**TASK:** Print out each entry below exactly, please.

**SUPPLIED MATERIAL:**

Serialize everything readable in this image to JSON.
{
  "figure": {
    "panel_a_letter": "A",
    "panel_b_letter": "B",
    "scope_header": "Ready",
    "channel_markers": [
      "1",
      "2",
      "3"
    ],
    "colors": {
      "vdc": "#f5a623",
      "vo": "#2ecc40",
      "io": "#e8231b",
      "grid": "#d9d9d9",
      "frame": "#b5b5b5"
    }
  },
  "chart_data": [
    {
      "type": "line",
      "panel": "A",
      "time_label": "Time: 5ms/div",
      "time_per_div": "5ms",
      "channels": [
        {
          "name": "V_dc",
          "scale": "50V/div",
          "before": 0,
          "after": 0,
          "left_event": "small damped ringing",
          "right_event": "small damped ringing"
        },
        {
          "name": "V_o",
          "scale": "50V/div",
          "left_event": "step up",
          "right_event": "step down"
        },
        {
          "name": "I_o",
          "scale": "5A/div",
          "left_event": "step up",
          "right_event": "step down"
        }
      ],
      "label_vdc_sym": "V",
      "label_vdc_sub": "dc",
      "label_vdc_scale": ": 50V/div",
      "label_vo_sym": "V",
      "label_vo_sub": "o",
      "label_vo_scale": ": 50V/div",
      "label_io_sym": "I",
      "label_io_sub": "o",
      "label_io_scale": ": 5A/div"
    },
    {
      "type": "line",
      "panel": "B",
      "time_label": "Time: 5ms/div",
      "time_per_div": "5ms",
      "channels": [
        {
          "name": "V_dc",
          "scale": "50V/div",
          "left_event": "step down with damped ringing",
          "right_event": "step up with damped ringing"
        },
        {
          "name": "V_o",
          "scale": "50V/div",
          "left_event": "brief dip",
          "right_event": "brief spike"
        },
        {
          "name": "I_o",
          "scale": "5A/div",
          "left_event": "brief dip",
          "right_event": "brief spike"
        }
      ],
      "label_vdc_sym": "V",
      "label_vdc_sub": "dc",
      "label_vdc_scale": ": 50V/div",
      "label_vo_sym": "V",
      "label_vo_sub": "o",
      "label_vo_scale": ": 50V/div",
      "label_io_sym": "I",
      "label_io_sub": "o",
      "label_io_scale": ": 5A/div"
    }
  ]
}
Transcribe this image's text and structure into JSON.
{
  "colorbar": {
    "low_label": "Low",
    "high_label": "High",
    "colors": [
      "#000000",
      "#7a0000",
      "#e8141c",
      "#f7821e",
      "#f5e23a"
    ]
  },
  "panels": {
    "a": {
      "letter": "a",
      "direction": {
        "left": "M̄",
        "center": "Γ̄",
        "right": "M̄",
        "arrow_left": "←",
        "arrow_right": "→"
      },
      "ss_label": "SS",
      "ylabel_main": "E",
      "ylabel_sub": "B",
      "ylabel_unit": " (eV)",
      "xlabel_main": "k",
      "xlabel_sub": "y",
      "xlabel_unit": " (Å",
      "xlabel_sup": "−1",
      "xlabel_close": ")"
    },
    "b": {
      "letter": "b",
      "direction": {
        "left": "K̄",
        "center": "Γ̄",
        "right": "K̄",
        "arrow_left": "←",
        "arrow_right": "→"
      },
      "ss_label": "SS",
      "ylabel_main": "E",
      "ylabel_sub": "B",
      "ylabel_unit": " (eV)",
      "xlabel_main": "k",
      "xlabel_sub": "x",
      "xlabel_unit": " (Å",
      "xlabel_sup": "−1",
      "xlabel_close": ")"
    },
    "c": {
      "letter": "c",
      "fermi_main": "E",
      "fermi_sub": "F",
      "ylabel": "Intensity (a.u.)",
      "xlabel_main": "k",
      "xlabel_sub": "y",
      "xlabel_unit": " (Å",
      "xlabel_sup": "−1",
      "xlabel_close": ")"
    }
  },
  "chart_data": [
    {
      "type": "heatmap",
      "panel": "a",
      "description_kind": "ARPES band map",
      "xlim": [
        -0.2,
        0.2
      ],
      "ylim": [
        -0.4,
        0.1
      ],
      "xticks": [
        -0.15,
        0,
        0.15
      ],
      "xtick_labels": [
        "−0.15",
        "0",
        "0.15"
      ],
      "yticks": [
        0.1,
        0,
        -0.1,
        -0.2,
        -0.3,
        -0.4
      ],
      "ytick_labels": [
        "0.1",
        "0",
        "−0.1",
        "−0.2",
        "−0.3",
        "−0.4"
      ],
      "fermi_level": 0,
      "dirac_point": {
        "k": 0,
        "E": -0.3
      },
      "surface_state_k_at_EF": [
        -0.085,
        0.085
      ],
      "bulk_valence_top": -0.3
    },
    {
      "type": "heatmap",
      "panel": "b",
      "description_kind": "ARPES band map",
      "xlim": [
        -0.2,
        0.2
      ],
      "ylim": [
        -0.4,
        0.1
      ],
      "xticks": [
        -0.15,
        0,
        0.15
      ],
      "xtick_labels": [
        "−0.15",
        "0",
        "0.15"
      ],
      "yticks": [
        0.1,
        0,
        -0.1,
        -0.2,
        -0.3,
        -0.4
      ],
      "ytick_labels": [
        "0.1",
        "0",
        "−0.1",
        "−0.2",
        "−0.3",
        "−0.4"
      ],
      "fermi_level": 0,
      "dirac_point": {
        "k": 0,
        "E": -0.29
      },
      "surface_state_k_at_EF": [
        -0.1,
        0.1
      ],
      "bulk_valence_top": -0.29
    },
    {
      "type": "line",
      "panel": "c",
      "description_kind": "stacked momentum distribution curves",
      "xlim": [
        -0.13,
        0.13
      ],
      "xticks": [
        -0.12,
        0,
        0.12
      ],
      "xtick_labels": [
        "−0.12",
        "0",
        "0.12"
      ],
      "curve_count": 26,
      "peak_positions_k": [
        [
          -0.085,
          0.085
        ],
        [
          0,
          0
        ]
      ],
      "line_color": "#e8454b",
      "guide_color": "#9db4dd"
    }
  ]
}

**RESPONSE FOR THIS EXERCISE:**
Serialize everything readable in this image to JSON.
{
  "figure": {
    "panel_a_letter": "A",
    "panel_b_letter": "B",
    "scope_header": "Ready",
    "channel_markers": [
      "1",
      "2",
      "3"
    ],
    "colors": {
      "vdc": "#f5a623",
      "vo": "#2ecc40",
      "io": "#e8231b",
      "grid": "#d9d9d9",
      "frame": "#b5b5b5"
    }
  },
  "chart_data": [
    {
      "type": "line",
      "panel": "A",
      "time_label": "Time: 5ms/div",
      "time_per_div": "5ms",
      "channels": [
        {
          "name": "V_dc",
          "scale": "50V/div",
          "before": 0,
          "after": 0,
          "left_event": "small damped ringing",
          "right_event": "small damped ringing"
        },
        {
          "name": "V_o",
          "scale": "50V/div",
          "left_event": "step up",
          "right_event": "step down"
        },
        {
          "name": "I_o",
          "scale": "5A/div",
          "left_event": "step up",
          "right_event": "step down"
        }
      ],
      "label_vdc_sym": "V",
      "label_vdc_sub": "dc",
      "label_vdc_scale": ": 50V/div",
      "label_vo_sym": "V",
      "label_vo_sub": "o",
      "label_vo_scale": ": 50V/div",
      "label_io_sym": "I",
      "label_io_sub": "o",
      "label_io_scale": ": 5A/div"
    },
    {
      "type": "line",
      "panel": "B",
      "time_label": "Time: 5ms/div",
      "time_per_div": "5ms",
      "channels": [
        {
          "name": "V_dc",
          "scale": "50V/div",
          "left_event": "step down with damped ringing",
          "right_event": "step up with damped ringing"
        },
        {
          "name": "V_o",
          "scale": "50V/div",
          "left_event": "brief dip",
          "right_event": "brief spike"
        },
        {
          "name": "I_o",
          "scale": "5A/div",
          "left_event": "brief dip",
          "right_event": "brief spike"
        }
      ],
      "label_vdc_sym": "V",
      "label_vdc_sub": "dc",
      "label_vdc_scale": ": 50V/div",
      "label_vo_sym": "V",
      "label_vo_sub": "o",
      "label_vo_scale": ": 50V/div",
      "label_io_sym": "I",
      "label_io_sub": "o",
      "label_io_scale": ": 5A/div"
    }
  ]
}
Transcribe this image's text and structure into JSON.
{
  "colorbar": {
    "low_label": "Low",
    "high_label": "High",
    "colors": [
      "#000000",
      "#7a0000",
      "#e8141c",
      "#f7821e",
      "#f5e23a"
    ]
  },
  "panels": {
    "a": {
      "letter": "a",
      "direction": {
        "left": "M̄",
        "center": "Γ̄",
        "right": "M̄",
        "arrow_left": "←",
        "arrow_right": "→"
      },
      "ss_label": "SS",
      "ylabel_main": "E",
      "ylabel_sub": "B",
      "ylabel_unit": " (eV)",
      "xlabel_main": "k",
      "xlabel_sub": "y",
      "xlabel_unit": " (Å",
      "xlabel_sup": "−1",
      "xlabel_close": ")"
    },
    "b": {
      "letter": "b",
      "direction": {
        "left": "K̄",
        "center": "Γ̄",
        "right": "K̄",
        "arrow_left": "←",
        "arrow_right": "→"
      },
      "ss_label": "SS",
      "ylabel_main": "E",
      "ylabel_sub": "B",
      "ylabel_unit": " (eV)",
      "xlabel_main": "k",
      "xlabel_sub": "x",
      "xlabel_unit": " (Å",
      "xlabel_sup": "−1",
      "xlabel_close": ")"
    },
    "c": {
      "letter": "c",
      "fermi_main": "E",
      "fermi_sub": "F",
      "ylabel": "Intensity (a.u.)",
      "xlabel_main": "k",
      "xlabel_sub": "y",
      "xlabel_unit": " (Å",
      "xlabel_sup": "−1",
      "xlabel_close": ")"
    }
  },
  "chart_data": [
    {
      "type": "heatmap",
      "panel": "a",
      "description_kind": "ARPES band map",
      "xlim": [
        -0.2,
        0.2
      ],
      "ylim": [
        -0.4,
        0.1
      ],
      "xticks": [
        -0.15,
        0,
        0.15
      ],
      "xtick_labels": [
        "−0.15",
        "0",
        "0.15"
      ],
      "yticks": [
        0.1,
        0,
        -0.1,
        -0.2,
        -0.3,
        -0.4
      ],
      "ytick_labels": [
        "0.1",
        "0",
        "−0.1",
        "−0.2",
        "−0.3",
        "−0.4"
      ],
      "fermi_level": 0,
      "dirac_point": {
        "k": 0,
        "E": -0.3
      },
      "surface_state_k_at_EF": [
        -0.085,
        0.085
      ],
      "bulk_valence_top": -0.3
    },
    {
      "type": "heatmap",
      "panel": "b",
      "description_kind": "ARPES band map",
      "xlim": [
        -0.2,
        0.2
      ],
      "ylim": [
        -0.4,
        0.1
      ],
      "xticks": [
        -0.15,
        0,
        0.15
      ],
      "xtick_labels": [
        "−0.15",
        "0",
        "0.15"
      ],
      "yticks": [
        0.1,
        0,
        -0.1,
        -0.2,
        -0.3,
        -0.4
      ],
      "ytick_labels": [
        "0.1",
        "0",
        "−0.1",
        "−0.2",
        "−0.3",
        "−0.4"
      ],
      "fermi_level": 0,
      "dirac_point": {
        "k": 0,
        "E": -0.29
      },
      "surface_state_k_at_EF": [
        -0.1,
        0.1
      ],
      "bulk_valence_top": -0.29
    },
    {
      "type": "line",
      "panel": "c",
      "description_kind": "stacked momentum distribution curves",
      "xlim": [
        -0.13,
        0.13
      ],
      "xticks": [
        -0.12,
        0,
        0.12
      ],
      "xtick_labels": [
        "−0.12",
        "0",
        "0.12"
      ],
      "curve_count": 26,
      "peak_positions_k": [
        [
          -0.085,
          0.085
        ],
        [
          0,
          0
        ]
      ],
      "line_color": "#e8454b",
      "guide_color": "#9db4dd"
    }
  ]
}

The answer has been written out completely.